_Stated exercise_: Filter the listing below, copying every line in which the word "badawcza" appears.

_Provided data_:
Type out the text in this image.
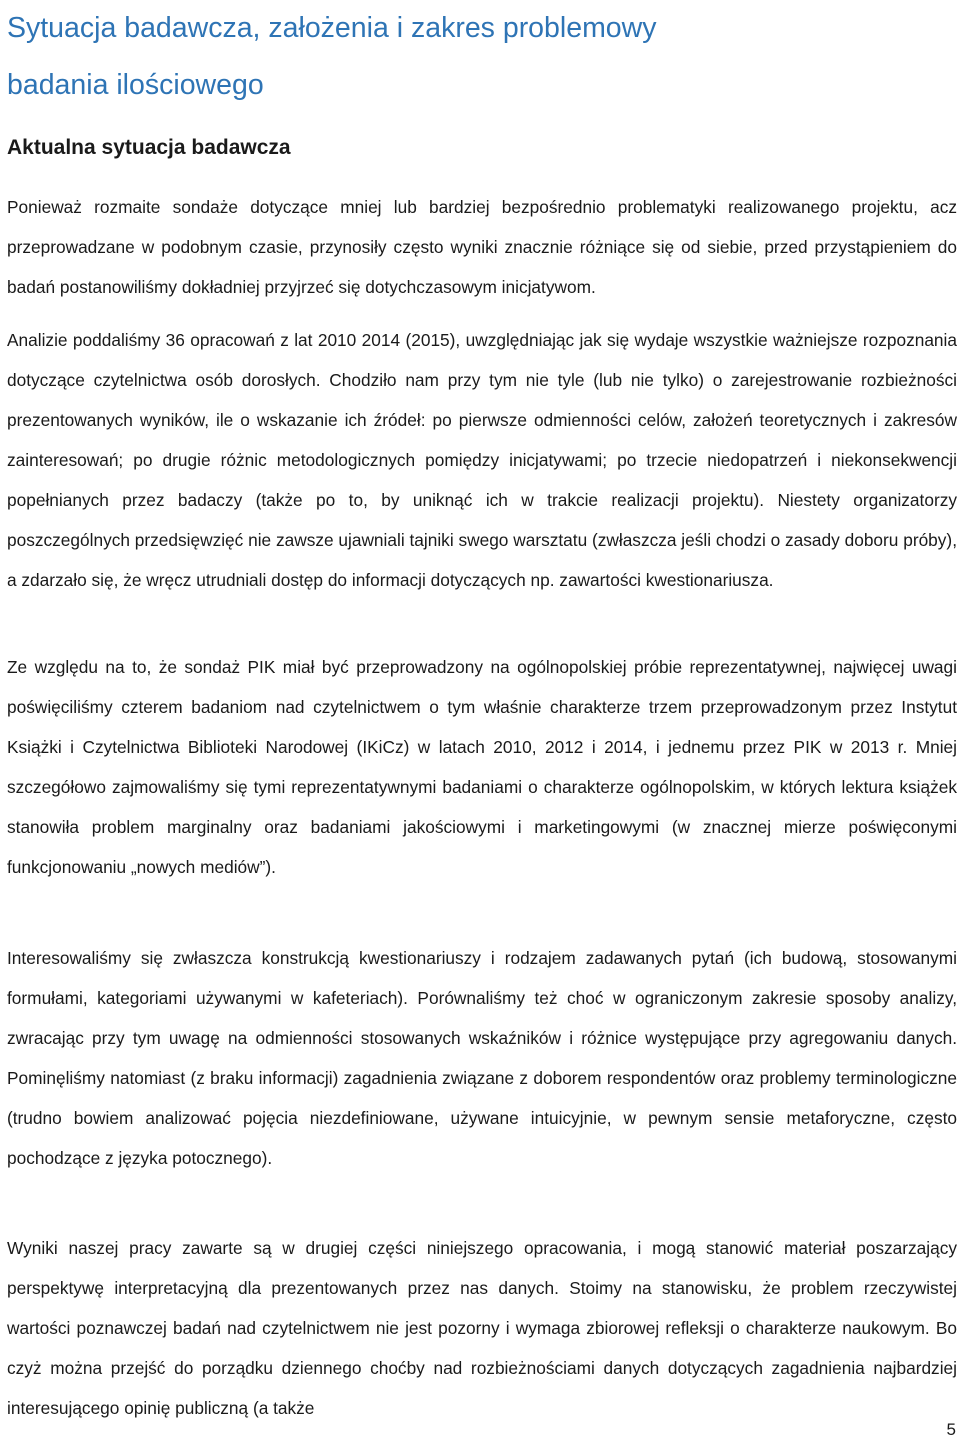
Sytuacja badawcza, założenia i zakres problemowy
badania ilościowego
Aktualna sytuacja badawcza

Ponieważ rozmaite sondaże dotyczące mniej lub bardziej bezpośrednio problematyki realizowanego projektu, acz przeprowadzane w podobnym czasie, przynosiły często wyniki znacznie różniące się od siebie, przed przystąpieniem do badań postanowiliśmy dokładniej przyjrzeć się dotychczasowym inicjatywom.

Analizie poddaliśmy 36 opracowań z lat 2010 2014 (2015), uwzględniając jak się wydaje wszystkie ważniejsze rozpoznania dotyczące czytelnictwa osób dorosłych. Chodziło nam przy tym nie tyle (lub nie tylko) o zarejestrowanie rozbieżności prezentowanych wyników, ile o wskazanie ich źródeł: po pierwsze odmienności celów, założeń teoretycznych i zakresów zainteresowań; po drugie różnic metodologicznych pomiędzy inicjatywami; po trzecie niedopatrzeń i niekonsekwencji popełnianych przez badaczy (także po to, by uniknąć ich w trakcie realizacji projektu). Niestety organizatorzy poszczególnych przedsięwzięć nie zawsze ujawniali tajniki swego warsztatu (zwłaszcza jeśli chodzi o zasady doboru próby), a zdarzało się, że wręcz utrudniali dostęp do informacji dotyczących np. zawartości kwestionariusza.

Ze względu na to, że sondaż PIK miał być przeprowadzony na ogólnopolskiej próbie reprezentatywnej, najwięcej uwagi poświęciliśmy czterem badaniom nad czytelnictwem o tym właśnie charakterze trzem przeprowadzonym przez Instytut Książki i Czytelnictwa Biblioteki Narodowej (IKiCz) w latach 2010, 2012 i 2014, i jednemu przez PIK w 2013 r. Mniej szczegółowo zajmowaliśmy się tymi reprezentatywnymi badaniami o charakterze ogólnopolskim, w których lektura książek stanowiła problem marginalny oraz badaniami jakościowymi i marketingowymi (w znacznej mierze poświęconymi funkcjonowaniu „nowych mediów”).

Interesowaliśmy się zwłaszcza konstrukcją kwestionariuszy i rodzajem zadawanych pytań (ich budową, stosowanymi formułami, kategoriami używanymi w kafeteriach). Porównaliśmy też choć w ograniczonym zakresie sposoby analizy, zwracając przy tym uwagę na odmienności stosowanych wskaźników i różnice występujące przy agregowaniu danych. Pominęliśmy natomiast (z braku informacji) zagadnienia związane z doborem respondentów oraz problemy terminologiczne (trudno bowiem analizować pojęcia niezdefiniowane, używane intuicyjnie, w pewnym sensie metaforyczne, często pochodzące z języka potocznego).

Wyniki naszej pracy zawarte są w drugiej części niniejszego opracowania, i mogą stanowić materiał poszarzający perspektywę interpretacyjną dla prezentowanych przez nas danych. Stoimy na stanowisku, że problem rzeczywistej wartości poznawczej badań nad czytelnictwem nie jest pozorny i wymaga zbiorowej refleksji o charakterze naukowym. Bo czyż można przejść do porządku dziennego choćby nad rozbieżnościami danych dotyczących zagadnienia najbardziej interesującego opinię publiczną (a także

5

_Output below_:
Sytuacja badawcza, założenia i zakres problemowy
Aktualna sytuacja badawcza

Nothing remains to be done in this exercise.